**** Exercise inputs

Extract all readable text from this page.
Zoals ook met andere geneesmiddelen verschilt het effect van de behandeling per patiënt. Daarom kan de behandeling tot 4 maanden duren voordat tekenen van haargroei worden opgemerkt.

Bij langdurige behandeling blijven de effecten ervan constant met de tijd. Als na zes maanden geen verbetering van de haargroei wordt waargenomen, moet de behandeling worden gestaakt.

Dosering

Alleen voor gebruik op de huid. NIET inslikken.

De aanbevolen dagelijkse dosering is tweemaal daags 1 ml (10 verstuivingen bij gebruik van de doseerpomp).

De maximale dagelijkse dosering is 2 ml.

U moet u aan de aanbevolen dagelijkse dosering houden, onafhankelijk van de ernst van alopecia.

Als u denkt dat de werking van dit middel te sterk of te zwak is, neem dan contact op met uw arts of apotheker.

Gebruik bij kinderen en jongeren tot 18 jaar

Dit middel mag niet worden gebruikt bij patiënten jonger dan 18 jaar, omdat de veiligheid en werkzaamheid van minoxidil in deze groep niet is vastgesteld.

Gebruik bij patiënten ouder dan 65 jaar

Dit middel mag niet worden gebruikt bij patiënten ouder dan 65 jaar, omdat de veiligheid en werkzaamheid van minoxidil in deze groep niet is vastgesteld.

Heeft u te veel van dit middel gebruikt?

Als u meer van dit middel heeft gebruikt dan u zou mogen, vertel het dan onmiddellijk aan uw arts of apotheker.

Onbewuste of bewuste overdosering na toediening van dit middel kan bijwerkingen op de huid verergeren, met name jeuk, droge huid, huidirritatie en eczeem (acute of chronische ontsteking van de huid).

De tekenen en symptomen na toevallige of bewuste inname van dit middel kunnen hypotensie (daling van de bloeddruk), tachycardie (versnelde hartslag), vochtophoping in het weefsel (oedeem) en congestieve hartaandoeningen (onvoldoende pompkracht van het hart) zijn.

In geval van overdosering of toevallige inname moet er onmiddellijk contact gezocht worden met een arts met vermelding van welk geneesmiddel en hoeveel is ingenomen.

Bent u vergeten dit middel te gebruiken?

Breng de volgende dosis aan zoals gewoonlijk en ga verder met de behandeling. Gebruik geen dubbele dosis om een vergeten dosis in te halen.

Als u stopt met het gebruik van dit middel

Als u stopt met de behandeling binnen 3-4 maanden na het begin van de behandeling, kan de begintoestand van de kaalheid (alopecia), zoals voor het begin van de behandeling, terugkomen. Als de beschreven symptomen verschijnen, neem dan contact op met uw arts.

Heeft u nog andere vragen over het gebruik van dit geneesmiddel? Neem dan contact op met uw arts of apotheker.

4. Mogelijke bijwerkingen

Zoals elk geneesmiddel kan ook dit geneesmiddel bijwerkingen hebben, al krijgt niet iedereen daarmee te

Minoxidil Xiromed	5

********
**** Exercise inputs

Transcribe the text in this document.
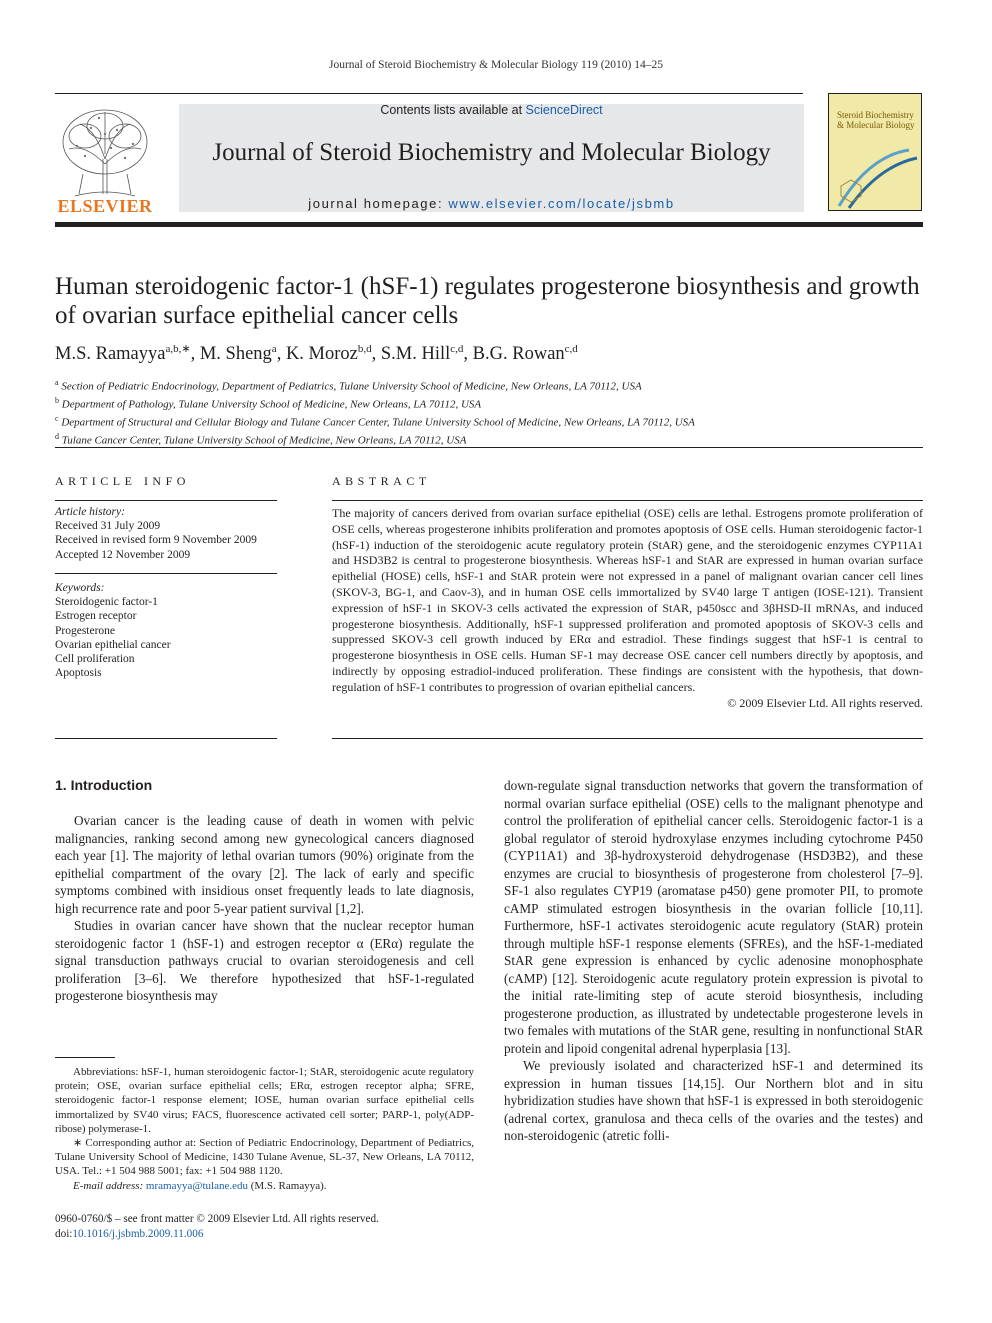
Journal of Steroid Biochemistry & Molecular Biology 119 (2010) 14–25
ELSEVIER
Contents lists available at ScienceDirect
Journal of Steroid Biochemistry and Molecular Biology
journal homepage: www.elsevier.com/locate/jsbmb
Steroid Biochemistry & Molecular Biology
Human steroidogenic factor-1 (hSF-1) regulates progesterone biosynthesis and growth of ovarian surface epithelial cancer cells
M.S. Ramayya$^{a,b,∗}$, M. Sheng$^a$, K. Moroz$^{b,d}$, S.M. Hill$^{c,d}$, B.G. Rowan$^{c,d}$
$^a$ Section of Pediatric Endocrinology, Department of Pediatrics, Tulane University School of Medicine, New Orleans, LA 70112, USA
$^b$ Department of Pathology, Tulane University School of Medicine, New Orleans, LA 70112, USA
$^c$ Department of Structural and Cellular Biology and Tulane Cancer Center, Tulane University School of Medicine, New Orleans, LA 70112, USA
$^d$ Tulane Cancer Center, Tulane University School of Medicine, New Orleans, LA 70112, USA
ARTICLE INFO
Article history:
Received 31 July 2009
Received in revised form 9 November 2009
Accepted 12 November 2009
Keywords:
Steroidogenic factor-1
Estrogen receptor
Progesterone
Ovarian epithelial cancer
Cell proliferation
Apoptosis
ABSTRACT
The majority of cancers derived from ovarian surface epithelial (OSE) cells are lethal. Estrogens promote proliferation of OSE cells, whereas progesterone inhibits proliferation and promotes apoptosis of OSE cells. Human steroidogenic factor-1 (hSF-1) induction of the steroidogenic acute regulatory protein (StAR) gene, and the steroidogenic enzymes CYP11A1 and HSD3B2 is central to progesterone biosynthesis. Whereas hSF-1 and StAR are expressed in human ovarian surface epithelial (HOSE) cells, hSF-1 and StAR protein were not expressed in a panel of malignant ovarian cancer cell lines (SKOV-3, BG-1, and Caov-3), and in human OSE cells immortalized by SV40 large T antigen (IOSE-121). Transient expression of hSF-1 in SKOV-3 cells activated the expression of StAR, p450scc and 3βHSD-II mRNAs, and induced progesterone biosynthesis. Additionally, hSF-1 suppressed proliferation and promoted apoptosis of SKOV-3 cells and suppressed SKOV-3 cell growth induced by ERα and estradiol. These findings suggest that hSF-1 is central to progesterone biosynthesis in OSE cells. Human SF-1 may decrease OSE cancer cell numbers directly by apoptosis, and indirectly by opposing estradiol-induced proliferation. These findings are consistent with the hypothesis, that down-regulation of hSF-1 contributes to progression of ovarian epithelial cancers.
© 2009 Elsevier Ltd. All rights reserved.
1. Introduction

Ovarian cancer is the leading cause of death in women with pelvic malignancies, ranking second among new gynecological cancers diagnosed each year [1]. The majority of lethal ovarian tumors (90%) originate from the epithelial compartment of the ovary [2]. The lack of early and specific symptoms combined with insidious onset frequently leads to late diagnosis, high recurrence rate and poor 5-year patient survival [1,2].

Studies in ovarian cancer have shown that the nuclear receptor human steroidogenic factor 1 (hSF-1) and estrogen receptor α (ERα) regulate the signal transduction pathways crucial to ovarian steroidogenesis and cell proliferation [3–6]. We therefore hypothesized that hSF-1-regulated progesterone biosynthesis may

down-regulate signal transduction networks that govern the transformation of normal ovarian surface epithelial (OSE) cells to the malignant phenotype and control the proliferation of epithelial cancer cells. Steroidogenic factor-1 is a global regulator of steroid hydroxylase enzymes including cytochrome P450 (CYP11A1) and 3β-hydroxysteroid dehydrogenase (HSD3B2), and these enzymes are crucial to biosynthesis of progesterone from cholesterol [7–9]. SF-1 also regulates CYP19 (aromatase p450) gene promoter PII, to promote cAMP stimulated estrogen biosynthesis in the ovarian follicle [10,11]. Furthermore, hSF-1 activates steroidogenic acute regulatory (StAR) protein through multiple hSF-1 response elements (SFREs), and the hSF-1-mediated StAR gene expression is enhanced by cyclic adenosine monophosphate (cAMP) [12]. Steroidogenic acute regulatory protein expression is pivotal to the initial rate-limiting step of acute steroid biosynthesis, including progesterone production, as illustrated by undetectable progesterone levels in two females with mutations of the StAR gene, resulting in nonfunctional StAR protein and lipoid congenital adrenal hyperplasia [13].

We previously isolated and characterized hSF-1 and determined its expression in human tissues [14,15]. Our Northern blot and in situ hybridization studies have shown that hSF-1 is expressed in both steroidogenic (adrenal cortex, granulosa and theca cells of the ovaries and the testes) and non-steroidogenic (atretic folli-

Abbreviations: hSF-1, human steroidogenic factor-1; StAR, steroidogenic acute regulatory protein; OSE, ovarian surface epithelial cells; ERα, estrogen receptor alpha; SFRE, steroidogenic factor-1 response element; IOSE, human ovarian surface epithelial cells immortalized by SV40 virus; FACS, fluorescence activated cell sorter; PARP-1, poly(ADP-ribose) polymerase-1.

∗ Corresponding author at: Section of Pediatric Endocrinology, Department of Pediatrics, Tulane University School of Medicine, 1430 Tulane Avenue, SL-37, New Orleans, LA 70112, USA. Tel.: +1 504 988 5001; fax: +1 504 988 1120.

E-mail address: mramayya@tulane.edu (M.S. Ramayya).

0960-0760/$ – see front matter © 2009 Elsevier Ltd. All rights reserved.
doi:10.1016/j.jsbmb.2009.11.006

********
**** Exercise inputs

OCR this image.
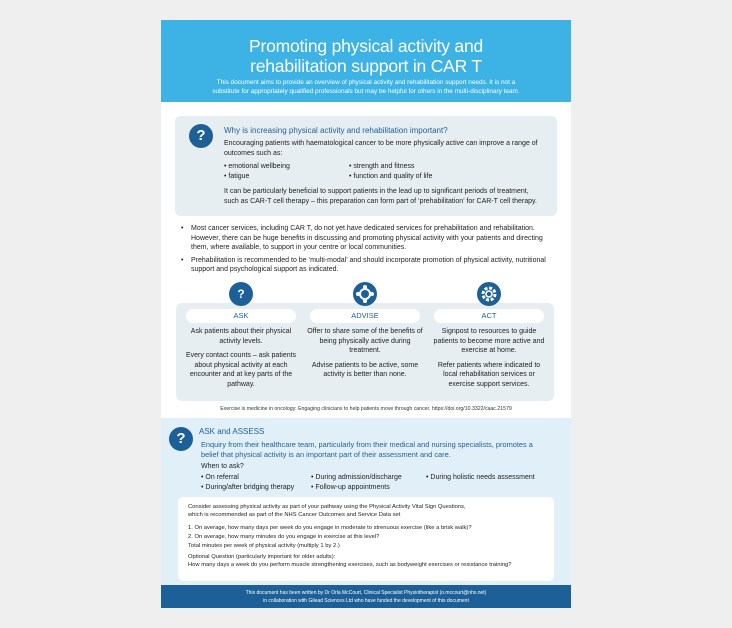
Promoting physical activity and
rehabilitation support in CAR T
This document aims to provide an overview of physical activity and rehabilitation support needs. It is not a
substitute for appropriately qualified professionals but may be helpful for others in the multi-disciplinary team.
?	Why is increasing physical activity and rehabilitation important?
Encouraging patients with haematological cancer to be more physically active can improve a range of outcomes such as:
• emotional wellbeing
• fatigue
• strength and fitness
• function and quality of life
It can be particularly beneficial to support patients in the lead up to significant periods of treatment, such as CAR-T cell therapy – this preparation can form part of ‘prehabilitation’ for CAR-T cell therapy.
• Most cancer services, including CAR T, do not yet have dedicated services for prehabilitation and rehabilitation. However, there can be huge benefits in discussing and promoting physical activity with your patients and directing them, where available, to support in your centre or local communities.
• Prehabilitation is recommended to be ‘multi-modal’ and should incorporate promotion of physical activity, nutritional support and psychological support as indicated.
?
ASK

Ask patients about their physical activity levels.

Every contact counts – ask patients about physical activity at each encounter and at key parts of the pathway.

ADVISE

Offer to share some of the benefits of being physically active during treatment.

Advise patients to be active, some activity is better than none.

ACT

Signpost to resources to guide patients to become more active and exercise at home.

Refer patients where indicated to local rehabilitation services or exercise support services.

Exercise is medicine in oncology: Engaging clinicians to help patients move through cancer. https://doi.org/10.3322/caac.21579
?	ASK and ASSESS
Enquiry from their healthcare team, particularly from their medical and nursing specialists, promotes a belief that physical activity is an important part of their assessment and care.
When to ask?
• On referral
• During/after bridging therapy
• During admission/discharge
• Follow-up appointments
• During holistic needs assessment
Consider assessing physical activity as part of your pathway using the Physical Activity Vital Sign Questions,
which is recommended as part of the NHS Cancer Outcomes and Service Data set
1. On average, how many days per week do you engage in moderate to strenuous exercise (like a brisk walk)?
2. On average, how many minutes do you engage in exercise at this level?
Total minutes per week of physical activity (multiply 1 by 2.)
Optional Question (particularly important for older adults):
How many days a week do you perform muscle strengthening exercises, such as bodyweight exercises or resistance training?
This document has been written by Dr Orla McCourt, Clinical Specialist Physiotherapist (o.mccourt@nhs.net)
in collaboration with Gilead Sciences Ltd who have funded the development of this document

********

Required work: In the entries above, locate every line with the word "Biochemistry" and copy it.

Answer area:
Journal of Steroid Biochemistry & Molecular Biology 119 (2010) 14–25
Journal of Steroid Biochemistry and Molecular Biology
Steroid Biochemistry & Molecular Biology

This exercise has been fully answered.